• [THE EXERCISE]:
Set down the records once more, please, exactly and with the pictures left out.

• [RECORD EXCERPTS]:
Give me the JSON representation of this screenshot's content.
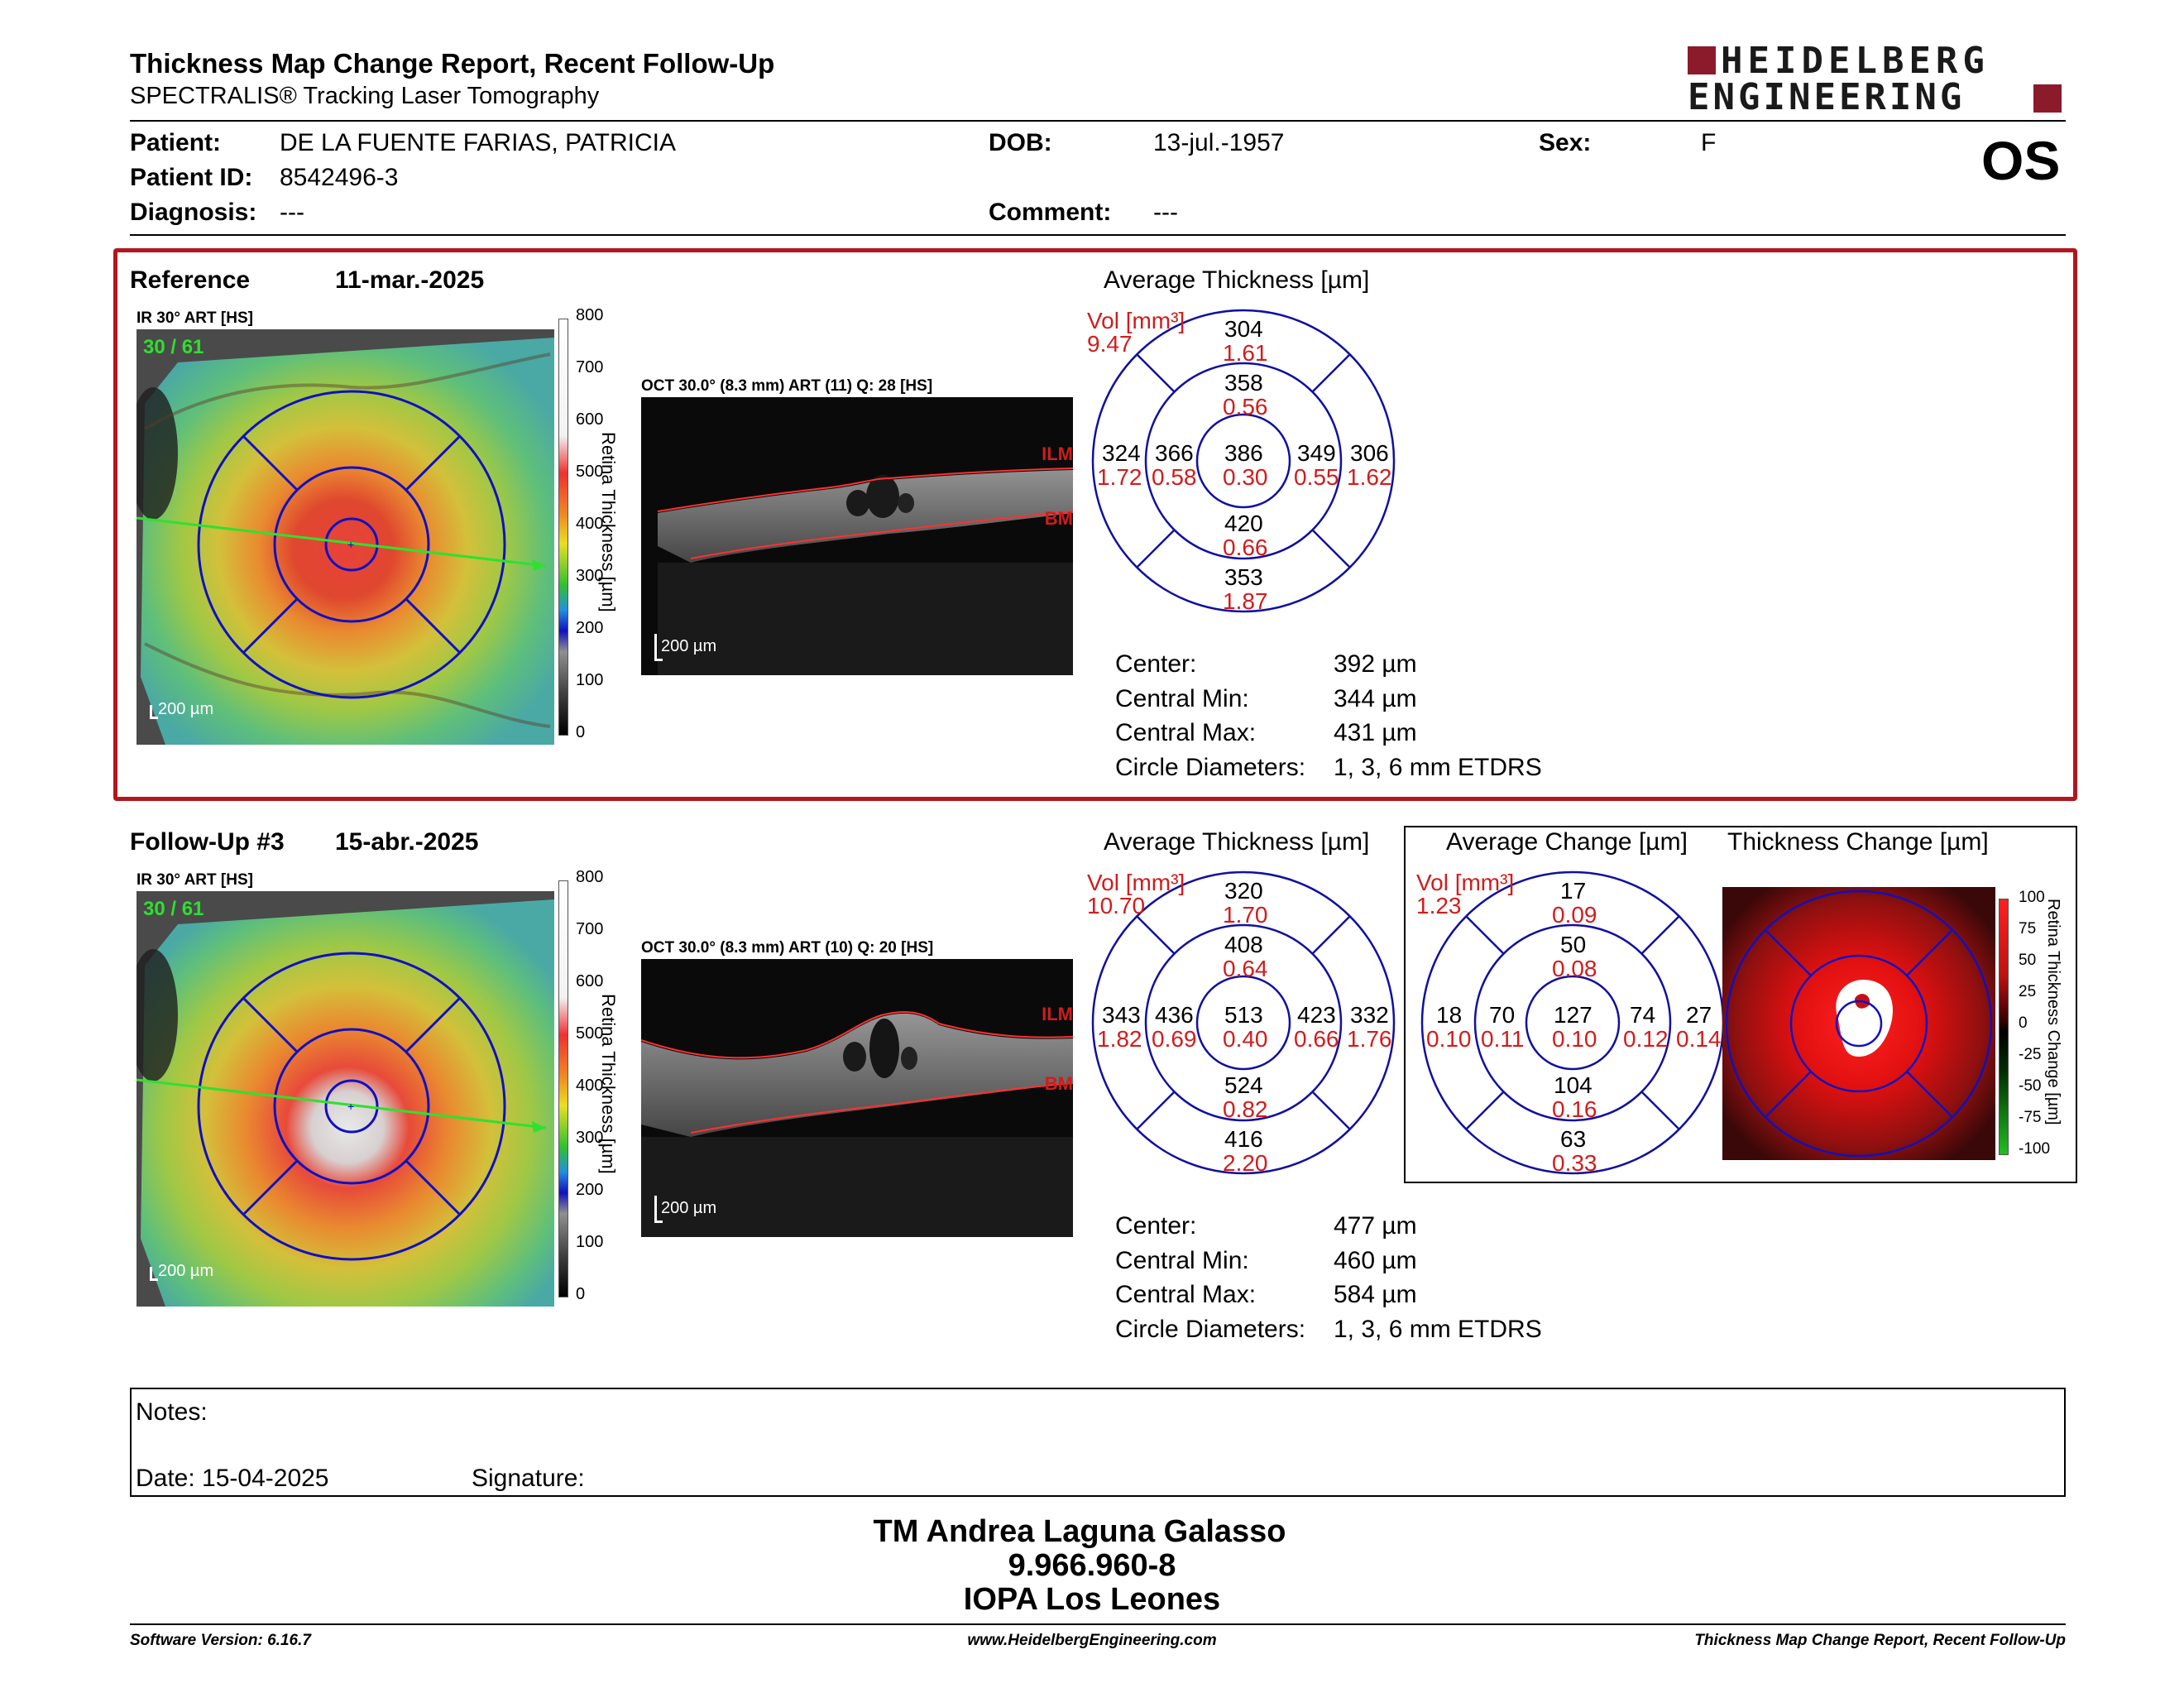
{
  "header": {
    "title": "Thickness Map Change Report, Recent Follow-Up",
    "subtitle": "SPECTRALIS® Tracking Laser Tomography",
    "logo_line1": "HEIDELBERG",
    "logo_line2": "ENGINEERING",
    "eye": "OS"
  },
  "patient": {
    "patient_label": "Patient:",
    "patient_value": "DE LA FUENTE FARIAS, PATRICIA",
    "id_label": "Patient ID:",
    "id_value": "8542496-3",
    "diag_label": "Diagnosis:",
    "diag_value": "---",
    "dob_label": "DOB:",
    "dob_value": "13-jul.-1957",
    "comment_label": "Comment:",
    "comment_value": "---",
    "sex_label": "Sex:",
    "sex_value": "F"
  },
  "reference": {
    "label": "Reference",
    "date": "11-mar.-2025",
    "ir_label": "IR 30° ART [HS]",
    "ir_counter": "30 / 61",
    "scale_bar": "200 µm",
    "oct_label": "OCT 30.0° (8.3 mm) ART (11) Q: 28 [HS]",
    "oct_scale": "200 µm",
    "ilm": "ILM",
    "bm": "BM",
    "avg_title": "Average Thickness [µm]",
    "vol_label": "Vol [mm³]",
    "vol_value": "9.47",
    "grid": {
      "outer_sup": [
        "304",
        "1.61"
      ],
      "inner_sup": [
        "358",
        "0.56"
      ],
      "outer_temp": [
        "324",
        "1.72"
      ],
      "inner_temp": [
        "366",
        "0.58"
      ],
      "center": [
        "386",
        "0.30"
      ],
      "inner_nas": [
        "349",
        "0.55"
      ],
      "outer_nas": [
        "306",
        "1.62"
      ],
      "inner_inf": [
        "420",
        "0.66"
      ],
      "outer_inf": [
        "353",
        "1.87"
      ]
    },
    "stats": [
      {
        "label": "Center:",
        "value": "392 µm"
      },
      {
        "label": "Central Min:",
        "value": "344 µm"
      },
      {
        "label": "Central Max:",
        "value": "431 µm"
      },
      {
        "label": "Circle Diameters:",
        "value": "1, 3, 6 mm ETDRS"
      }
    ]
  },
  "followup": {
    "label": "Follow-Up #3",
    "date": "15-abr.-2025",
    "ir_label": "IR 30° ART [HS]",
    "ir_counter": "30 / 61",
    "scale_bar": "200 µm",
    "oct_label": "OCT 30.0° (8.3 mm) ART (10) Q: 20 [HS]",
    "oct_scale": "200 µm",
    "ilm": "ILM",
    "bm": "BM",
    "avg_title": "Average Thickness [µm]",
    "vol_label": "Vol [mm³]",
    "vol_value": "10.70",
    "grid": {
      "outer_sup": [
        "320",
        "1.70"
      ],
      "inner_sup": [
        "408",
        "0.64"
      ],
      "outer_temp": [
        "343",
        "1.82"
      ],
      "inner_temp": [
        "436",
        "0.69"
      ],
      "center": [
        "513",
        "0.40"
      ],
      "inner_nas": [
        "423",
        "0.66"
      ],
      "outer_nas": [
        "332",
        "1.76"
      ],
      "inner_inf": [
        "524",
        "0.82"
      ],
      "outer_inf": [
        "416",
        "2.20"
      ]
    },
    "stats": [
      {
        "label": "Center:",
        "value": "477 µm"
      },
      {
        "label": "Central Min:",
        "value": "460 µm"
      },
      {
        "label": "Central Max:",
        "value": "584 µm"
      },
      {
        "label": "Circle Diameters:",
        "value": "1, 3, 6 mm ETDRS"
      }
    ]
  },
  "change": {
    "avg_title": "Average Change [µm]",
    "map_title": "Thickness Change [µm]",
    "vol_label": "Vol [mm³]",
    "vol_value": "1.23",
    "grid": {
      "outer_sup": [
        "17",
        "0.09"
      ],
      "inner_sup": [
        "50",
        "0.08"
      ],
      "outer_temp": [
        "18",
        "0.10"
      ],
      "inner_temp": [
        "70",
        "0.11"
      ],
      "center": [
        "127",
        "0.10"
      ],
      "inner_nas": [
        "74",
        "0.12"
      ],
      "outer_nas": [
        "27",
        "0.14"
      ],
      "inner_inf": [
        "104",
        "0.16"
      ],
      "outer_inf": [
        "63",
        "0.33"
      ]
    },
    "scale_ticks": [
      "100",
      "75",
      "50",
      "25",
      "0",
      "-25",
      "-50",
      "-75",
      "-100"
    ],
    "scale_title": "Retina Thickness Change [µm]"
  },
  "thickness_scale": {
    "ticks": [
      "800",
      "700",
      "600",
      "500",
      "400",
      "300",
      "200",
      "100",
      "0"
    ],
    "title": "Retina Thickness [µm]"
  },
  "notes": {
    "label": "Notes:",
    "date_label": "Date: 15-04-2025",
    "signature_label": "Signature:"
  },
  "signer": {
    "name": "TM Andrea Laguna Galasso",
    "id": "9.966.960-8",
    "org": "IOPA Los Leones"
  },
  "footer": {
    "version": "Software Version: 6.16.7",
    "url": "www.HeidelbergEngineering.com",
    "report": "Thickness Map Change Report, Recent Follow-Up"
  }
}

• [TASK SOLUTION]:
Give me the JSON representation of this screenshot's content.
{
  "header": {
    "title": "Thickness Map Change Report, Recent Follow-Up",
    "subtitle": "SPECTRALIS® Tracking Laser Tomography",
    "logo_line1": "HEIDELBERG",
    "logo_line2": "ENGINEERING",
    "eye": "OS"
  },
  "patient": {
    "patient_label": "Patient:",
    "patient_value": "DE LA FUENTE FARIAS, PATRICIA",
    "id_label": "Patient ID:",
    "id_value": "8542496-3",
    "diag_label": "Diagnosis:",
    "diag_value": "---",
    "dob_label": "DOB:",
    "dob_value": "13-jul.-1957",
    "comment_label": "Comment:",
    "comment_value": "---",
    "sex_label": "Sex:",
    "sex_value": "F"
  },
  "reference": {
    "label": "Reference",
    "date": "11-mar.-2025",
    "ir_label": "IR 30° ART [HS]",
    "ir_counter": "30 / 61",
    "scale_bar": "200 µm",
    "oct_label": "OCT 30.0° (8.3 mm) ART (11) Q: 28 [HS]",
    "oct_scale": "200 µm",
    "ilm": "ILM",
    "bm": "BM",
    "avg_title": "Average Thickness [µm]",
    "vol_label": "Vol [mm³]",
    "vol_value": "9.47",
    "grid": {
      "outer_sup": [
        "304",
        "1.61"
      ],
      "inner_sup": [
        "358",
        "0.56"
      ],
      "outer_temp": [
        "324",
        "1.72"
      ],
      "inner_temp": [
        "366",
        "0.58"
      ],
      "center": [
        "386",
        "0.30"
      ],
      "inner_nas": [
        "349",
        "0.55"
      ],
      "outer_nas": [
        "306",
        "1.62"
      ],
      "inner_inf": [
        "420",
        "0.66"
      ],
      "outer_inf": [
        "353",
        "1.87"
      ]
    },
    "stats": [
      {
        "label": "Center:",
        "value": "392 µm"
      },
      {
        "label": "Central Min:",
        "value": "344 µm"
      },
      {
        "label": "Central Max:",
        "value": "431 µm"
      },
      {
        "label": "Circle Diameters:",
        "value": "1, 3, 6 mm ETDRS"
      }
    ]
  },
  "followup": {
    "label": "Follow-Up #3",
    "date": "15-abr.-2025",
    "ir_label": "IR 30° ART [HS]",
    "ir_counter": "30 / 61",
    "scale_bar": "200 µm",
    "oct_label": "OCT 30.0° (8.3 mm) ART (10) Q: 20 [HS]",
    "oct_scale": "200 µm",
    "ilm": "ILM",
    "bm": "BM",
    "avg_title": "Average Thickness [µm]",
    "vol_label": "Vol [mm³]",
    "vol_value": "10.70",
    "grid": {
      "outer_sup": [
        "320",
        "1.70"
      ],
      "inner_sup": [
        "408",
        "0.64"
      ],
      "outer_temp": [
        "343",
        "1.82"
      ],
      "inner_temp": [
        "436",
        "0.69"
      ],
      "center": [
        "513",
        "0.40"
      ],
      "inner_nas": [
        "423",
        "0.66"
      ],
      "outer_nas": [
        "332",
        "1.76"
      ],
      "inner_inf": [
        "524",
        "0.82"
      ],
      "outer_inf": [
        "416",
        "2.20"
      ]
    },
    "stats": [
      {
        "label": "Center:",
        "value": "477 µm"
      },
      {
        "label": "Central Min:",
        "value": "460 µm"
      },
      {
        "label": "Central Max:",
        "value": "584 µm"
      },
      {
        "label": "Circle Diameters:",
        "value": "1, 3, 6 mm ETDRS"
      }
    ]
  },
  "change": {
    "avg_title": "Average Change [µm]",
    "map_title": "Thickness Change [µm]",
    "vol_label": "Vol [mm³]",
    "vol_value": "1.23",
    "grid": {
      "outer_sup": [
        "17",
        "0.09"
      ],
      "inner_sup": [
        "50",
        "0.08"
      ],
      "outer_temp": [
        "18",
        "0.10"
      ],
      "inner_temp": [
        "70",
        "0.11"
      ],
      "center": [
        "127",
        "0.10"
      ],
      "inner_nas": [
        "74",
        "0.12"
      ],
      "outer_nas": [
        "27",
        "0.14"
      ],
      "inner_inf": [
        "104",
        "0.16"
      ],
      "outer_inf": [
        "63",
        "0.33"
      ]
    },
    "scale_ticks": [
      "100",
      "75",
      "50",
      "25",
      "0",
      "-25",
      "-50",
      "-75",
      "-100"
    ],
    "scale_title": "Retina Thickness Change [µm]"
  },
  "thickness_scale": {
    "ticks": [
      "800",
      "700",
      "600",
      "500",
      "400",
      "300",
      "200",
      "100",
      "0"
    ],
    "title": "Retina Thickness [µm]"
  },
  "notes": {
    "label": "Notes:",
    "date_label": "Date: 15-04-2025",
    "signature_label": "Signature:"
  },
  "signer": {
    "name": "TM Andrea Laguna Galasso",
    "id": "9.966.960-8",
    "org": "IOPA Los Leones"
  },
  "footer": {
    "version": "Software Version: 6.16.7",
    "url": "www.HeidelbergEngineering.com",
    "report": "Thickness Map Change Report, Recent Follow-Up"
  }
}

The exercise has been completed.